Dataset entries —

>> Begin

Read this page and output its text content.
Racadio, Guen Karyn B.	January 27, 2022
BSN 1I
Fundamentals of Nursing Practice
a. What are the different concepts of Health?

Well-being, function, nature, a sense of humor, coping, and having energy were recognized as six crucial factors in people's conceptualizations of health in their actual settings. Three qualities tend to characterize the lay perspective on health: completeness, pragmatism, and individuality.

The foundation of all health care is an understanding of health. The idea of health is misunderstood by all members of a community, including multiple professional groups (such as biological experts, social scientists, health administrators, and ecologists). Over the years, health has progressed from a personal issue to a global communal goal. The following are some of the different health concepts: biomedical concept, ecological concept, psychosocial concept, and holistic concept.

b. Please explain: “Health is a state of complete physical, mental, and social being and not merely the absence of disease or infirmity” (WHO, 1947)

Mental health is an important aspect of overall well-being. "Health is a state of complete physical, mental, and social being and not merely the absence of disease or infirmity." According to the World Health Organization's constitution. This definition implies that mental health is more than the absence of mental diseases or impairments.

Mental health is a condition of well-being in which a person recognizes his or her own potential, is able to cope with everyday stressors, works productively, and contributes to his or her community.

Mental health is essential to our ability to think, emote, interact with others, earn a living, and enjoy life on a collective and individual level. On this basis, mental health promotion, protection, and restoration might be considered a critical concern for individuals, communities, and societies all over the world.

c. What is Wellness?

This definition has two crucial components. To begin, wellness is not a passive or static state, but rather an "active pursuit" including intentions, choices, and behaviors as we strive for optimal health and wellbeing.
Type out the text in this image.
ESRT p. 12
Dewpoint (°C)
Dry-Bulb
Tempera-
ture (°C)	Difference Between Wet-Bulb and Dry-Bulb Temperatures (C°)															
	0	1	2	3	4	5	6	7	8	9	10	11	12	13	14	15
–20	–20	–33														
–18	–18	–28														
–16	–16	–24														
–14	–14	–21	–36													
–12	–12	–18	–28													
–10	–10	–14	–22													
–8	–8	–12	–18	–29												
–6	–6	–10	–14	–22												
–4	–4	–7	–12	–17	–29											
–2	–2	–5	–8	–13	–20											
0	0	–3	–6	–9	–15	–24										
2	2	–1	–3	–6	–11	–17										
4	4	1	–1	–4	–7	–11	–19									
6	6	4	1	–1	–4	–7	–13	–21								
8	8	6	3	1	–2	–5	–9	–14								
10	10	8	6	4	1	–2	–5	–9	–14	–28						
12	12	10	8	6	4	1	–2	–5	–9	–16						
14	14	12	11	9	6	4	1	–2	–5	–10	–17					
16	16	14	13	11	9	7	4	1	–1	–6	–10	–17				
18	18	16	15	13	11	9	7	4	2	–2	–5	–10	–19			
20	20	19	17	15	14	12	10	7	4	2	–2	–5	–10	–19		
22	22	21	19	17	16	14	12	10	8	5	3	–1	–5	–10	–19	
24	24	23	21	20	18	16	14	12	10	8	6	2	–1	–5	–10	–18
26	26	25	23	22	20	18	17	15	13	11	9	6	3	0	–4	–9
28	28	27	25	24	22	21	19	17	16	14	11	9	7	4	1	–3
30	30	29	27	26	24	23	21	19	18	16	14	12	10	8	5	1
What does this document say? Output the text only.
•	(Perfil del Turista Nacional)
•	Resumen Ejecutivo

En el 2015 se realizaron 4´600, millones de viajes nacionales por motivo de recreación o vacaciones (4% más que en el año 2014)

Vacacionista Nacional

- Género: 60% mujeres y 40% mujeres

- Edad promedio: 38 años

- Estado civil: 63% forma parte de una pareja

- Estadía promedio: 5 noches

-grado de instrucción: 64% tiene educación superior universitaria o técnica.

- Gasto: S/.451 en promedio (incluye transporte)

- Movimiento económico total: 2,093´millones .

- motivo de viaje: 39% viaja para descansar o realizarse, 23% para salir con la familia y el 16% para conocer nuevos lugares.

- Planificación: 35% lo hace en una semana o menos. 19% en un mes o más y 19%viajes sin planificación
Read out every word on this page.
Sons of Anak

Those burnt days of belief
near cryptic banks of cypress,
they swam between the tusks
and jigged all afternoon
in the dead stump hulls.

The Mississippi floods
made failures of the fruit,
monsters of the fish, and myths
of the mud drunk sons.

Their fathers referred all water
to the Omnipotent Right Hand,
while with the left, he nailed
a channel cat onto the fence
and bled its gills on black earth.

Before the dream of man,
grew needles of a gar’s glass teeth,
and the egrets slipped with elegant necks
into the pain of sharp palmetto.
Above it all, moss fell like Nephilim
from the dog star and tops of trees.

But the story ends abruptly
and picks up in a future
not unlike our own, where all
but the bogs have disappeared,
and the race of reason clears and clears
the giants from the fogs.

>> End

Write out all of the records above exactly as they appear.

Read this page and output its text content.
Racadio, Guen Karyn B.	January 27, 2022
BSN 1I
Fundamentals of Nursing Practice
a. What are the different concepts of Health?

Well-being, function, nature, a sense of humor, coping, and having energy were recognized as six crucial factors in people's conceptualizations of health in their actual settings. Three qualities tend to characterize the lay perspective on health: completeness, pragmatism, and individuality.

The foundation of all health care is an understanding of health. The idea of health is misunderstood by all members of a community, including multiple professional groups (such as biological experts, social scientists, health administrators, and ecologists). Over the years, health has progressed from a personal issue to a global communal goal. The following are some of the different health concepts: biomedical concept, ecological concept, psychosocial concept, and holistic concept.

b. Please explain: “Health is a state of complete physical, mental, and social being and not merely the absence of disease or infirmity” (WHO, 1947)

Mental health is an important aspect of overall well-being. "Health is a state of complete physical, mental, and social being and not merely the absence of disease or infirmity." According to the World Health Organization's constitution. This definition implies that mental health is more than the absence of mental diseases or impairments.

Mental health is a condition of well-being in which a person recognizes his or her own potential, is able to cope with everyday stressors, works productively, and contributes to his or her community.

Mental health is essential to our ability to think, emote, interact with others, earn a living, and enjoy life on a collective and individual level. On this basis, mental health promotion, protection, and restoration might be considered a critical concern for individuals, communities, and societies all over the world.

c. What is Wellness?

This definition has two crucial components. To begin, wellness is not a passive or static state, but rather an "active pursuit" including intentions, choices, and behaviors as we strive for optimal health and wellbeing.
Type out the text in this image.
ESRT p. 12
Dewpoint (°C)
Dry-Bulb
Tempera-
ture (°C)	Difference Between Wet-Bulb and Dry-Bulb Temperatures (C°)															
	0	1	2	3	4	5	6	7	8	9	10	11	12	13	14	15
–20	–20	–33														
–18	–18	–28														
–16	–16	–24														
–14	–14	–21	–36													
–12	–12	–18	–28													
–10	–10	–14	–22													
–8	–8	–12	–18	–29												
–6	–6	–10	–14	–22												
–4	–4	–7	–12	–17	–29											
–2	–2	–5	–8	–13	–20											
0	0	–3	–6	–9	–15	–24										
2	2	–1	–3	–6	–11	–17										
4	4	1	–1	–4	–7	–11	–19									
6	6	4	1	–1	–4	–7	–13	–21								
8	8	6	3	1	–2	–5	–9	–14								
10	10	8	6	4	1	–2	–5	–9	–14	–28						
12	12	10	8	6	4	1	–2	–5	–9	–16						
14	14	12	11	9	6	4	1	–2	–5	–10	–17					
16	16	14	13	11	9	7	4	1	–1	–6	–10	–17				
18	18	16	15	13	11	9	7	4	2	–2	–5	–10	–19			
20	20	19	17	15	14	12	10	7	4	2	–2	–5	–10	–19		
22	22	21	19	17	16	14	12	10	8	5	3	–1	–5	–10	–19	
24	24	23	21	20	18	16	14	12	10	8	6	2	–1	–5	–10	–18
26	26	25	23	22	20	18	17	15	13	11	9	6	3	0	–4	–9
28	28	27	25	24	22	21	19	17	16	14	11	9	7	4	1	–3
30	30	29	27	26	24	23	21	19	18	16	14	12	10	8	5	1
What does this document say? Output the text only.
•	(Perfil del Turista Nacional)
•	Resumen Ejecutivo

En el 2015 se realizaron 4´600, millones de viajes nacionales por motivo de recreación o vacaciones (4% más que en el año 2014)

Vacacionista Nacional

- Género: 60% mujeres y 40% mujeres

- Edad promedio: 38 años

- Estado civil: 63% forma parte de una pareja

- Estadía promedio: 5 noches

-grado de instrucción: 64% tiene educación superior universitaria o técnica.

- Gasto: S/.451 en promedio (incluye transporte)

- Movimiento económico total: 2,093´millones .

- motivo de viaje: 39% viaja para descansar o realizarse, 23% para salir con la familia y el 16% para conocer nuevos lugares.

- Planificación: 35% lo hace en una semana o menos. 19% en un mes o más y 19%viajes sin planificación
Read out every word on this page.
Sons of Anak

Those burnt days of belief
near cryptic banks of cypress,
they swam between the tusks
and jigged all afternoon
in the dead stump hulls.

The Mississippi floods
made failures of the fruit,
monsters of the fish, and myths
of the mud drunk sons.

Their fathers referred all water
to the Omnipotent Right Hand,
while with the left, he nailed
a channel cat onto the fence
and bled its gills on black earth.

Before the dream of man,
grew needles of a gar’s glass teeth,
and the egrets slipped with elegant necks
into the pain of sharp palmetto.
Above it all, moss fell like Nephilim
from the dog star and tops of trees.

But the story ends abruptly
and picks up in a future
not unlike our own, where all
but the bogs have disappeared,
and the race of reason clears and clears
the giants from the fogs.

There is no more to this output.